▶ **What is asked**
Every entry needs to be reproduced exactly.

-------- Records for the task

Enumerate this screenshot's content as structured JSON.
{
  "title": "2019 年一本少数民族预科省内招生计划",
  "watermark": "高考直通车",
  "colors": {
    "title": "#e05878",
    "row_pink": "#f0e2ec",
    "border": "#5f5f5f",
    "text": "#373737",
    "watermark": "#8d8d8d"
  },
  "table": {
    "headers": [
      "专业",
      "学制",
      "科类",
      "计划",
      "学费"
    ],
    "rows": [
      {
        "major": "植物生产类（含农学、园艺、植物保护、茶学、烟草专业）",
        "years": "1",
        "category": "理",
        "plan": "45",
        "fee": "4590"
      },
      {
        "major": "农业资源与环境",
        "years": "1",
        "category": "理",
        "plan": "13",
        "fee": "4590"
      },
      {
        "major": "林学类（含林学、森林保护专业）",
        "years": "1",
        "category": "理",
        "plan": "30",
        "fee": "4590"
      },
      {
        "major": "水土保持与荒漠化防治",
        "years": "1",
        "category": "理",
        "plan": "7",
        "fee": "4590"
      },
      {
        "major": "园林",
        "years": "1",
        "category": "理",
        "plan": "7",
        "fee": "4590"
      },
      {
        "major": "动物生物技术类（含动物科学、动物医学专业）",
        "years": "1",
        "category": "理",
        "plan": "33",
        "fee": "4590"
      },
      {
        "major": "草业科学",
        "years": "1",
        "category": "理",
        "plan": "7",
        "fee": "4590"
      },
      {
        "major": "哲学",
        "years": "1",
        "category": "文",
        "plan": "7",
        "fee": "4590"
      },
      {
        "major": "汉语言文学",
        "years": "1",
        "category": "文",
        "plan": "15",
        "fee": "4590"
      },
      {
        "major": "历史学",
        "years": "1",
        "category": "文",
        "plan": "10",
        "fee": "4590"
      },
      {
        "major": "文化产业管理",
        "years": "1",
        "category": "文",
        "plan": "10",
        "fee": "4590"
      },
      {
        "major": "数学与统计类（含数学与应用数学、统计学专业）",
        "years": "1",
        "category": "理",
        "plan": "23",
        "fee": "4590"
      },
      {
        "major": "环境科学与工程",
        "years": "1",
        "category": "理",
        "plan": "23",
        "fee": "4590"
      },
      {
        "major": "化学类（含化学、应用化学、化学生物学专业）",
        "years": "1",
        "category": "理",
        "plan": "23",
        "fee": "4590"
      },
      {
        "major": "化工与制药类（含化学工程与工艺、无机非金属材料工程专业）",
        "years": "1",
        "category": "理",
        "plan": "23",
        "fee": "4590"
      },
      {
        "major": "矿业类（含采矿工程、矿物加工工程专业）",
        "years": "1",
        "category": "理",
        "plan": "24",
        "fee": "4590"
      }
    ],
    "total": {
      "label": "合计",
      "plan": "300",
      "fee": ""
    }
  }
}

----------------

▶ **Response**
Enumerate this screenshot's content as structured JSON.
{
  "title": "2019 年一本少数民族预科省内招生计划",
  "watermark": "高考直通车",
  "colors": {
    "title": "#e05878",
    "row_pink": "#f0e2ec",
    "border": "#5f5f5f",
    "text": "#373737",
    "watermark": "#8d8d8d"
  },
  "table": {
    "headers": [
      "专业",
      "学制",
      "科类",
      "计划",
      "学费"
    ],
    "rows": [
      {
        "major": "植物生产类（含农学、园艺、植物保护、茶学、烟草专业）",
        "years": "1",
        "category": "理",
        "plan": "45",
        "fee": "4590"
      },
      {
        "major": "农业资源与环境",
        "years": "1",
        "category": "理",
        "plan": "13",
        "fee": "4590"
      },
      {
        "major": "林学类（含林学、森林保护专业）",
        "years": "1",
        "category": "理",
        "plan": "30",
        "fee": "4590"
      },
      {
        "major": "水土保持与荒漠化防治",
        "years": "1",
        "category": "理",
        "plan": "7",
        "fee": "4590"
      },
      {
        "major": "园林",
        "years": "1",
        "category": "理",
        "plan": "7",
        "fee": "4590"
      },
      {
        "major": "动物生物技术类（含动物科学、动物医学专业）",
        "years": "1",
        "category": "理",
        "plan": "33",
        "fee": "4590"
      },
      {
        "major": "草业科学",
        "years": "1",
        "category": "理",
        "plan": "7",
        "fee": "4590"
      },
      {
        "major": "哲学",
        "years": "1",
        "category": "文",
        "plan": "7",
        "fee": "4590"
      },
      {
        "major": "汉语言文学",
        "years": "1",
        "category": "文",
        "plan": "15",
        "fee": "4590"
      },
      {
        "major": "历史学",
        "years": "1",
        "category": "文",
        "plan": "10",
        "fee": "4590"
      },
      {
        "major": "文化产业管理",
        "years": "1",
        "category": "文",
        "plan": "10",
        "fee": "4590"
      },
      {
        "major": "数学与统计类（含数学与应用数学、统计学专业）",
        "years": "1",
        "category": "理",
        "plan": "23",
        "fee": "4590"
      },
      {
        "major": "环境科学与工程",
        "years": "1",
        "category": "理",
        "plan": "23",
        "fee": "4590"
      },
      {
        "major": "化学类（含化学、应用化学、化学生物学专业）",
        "years": "1",
        "category": "理",
        "plan": "23",
        "fee": "4590"
      },
      {
        "major": "化工与制药类（含化学工程与工艺、无机非金属材料工程专业）",
        "years": "1",
        "category": "理",
        "plan": "23",
        "fee": "4590"
      },
      {
        "major": "矿业类（含采矿工程、矿物加工工程专业）",
        "years": "1",
        "category": "理",
        "plan": "24",
        "fee": "4590"
      }
    ],
    "total": {
      "label": "合计",
      "plan": "300",
      "fee": ""
    }
  }
}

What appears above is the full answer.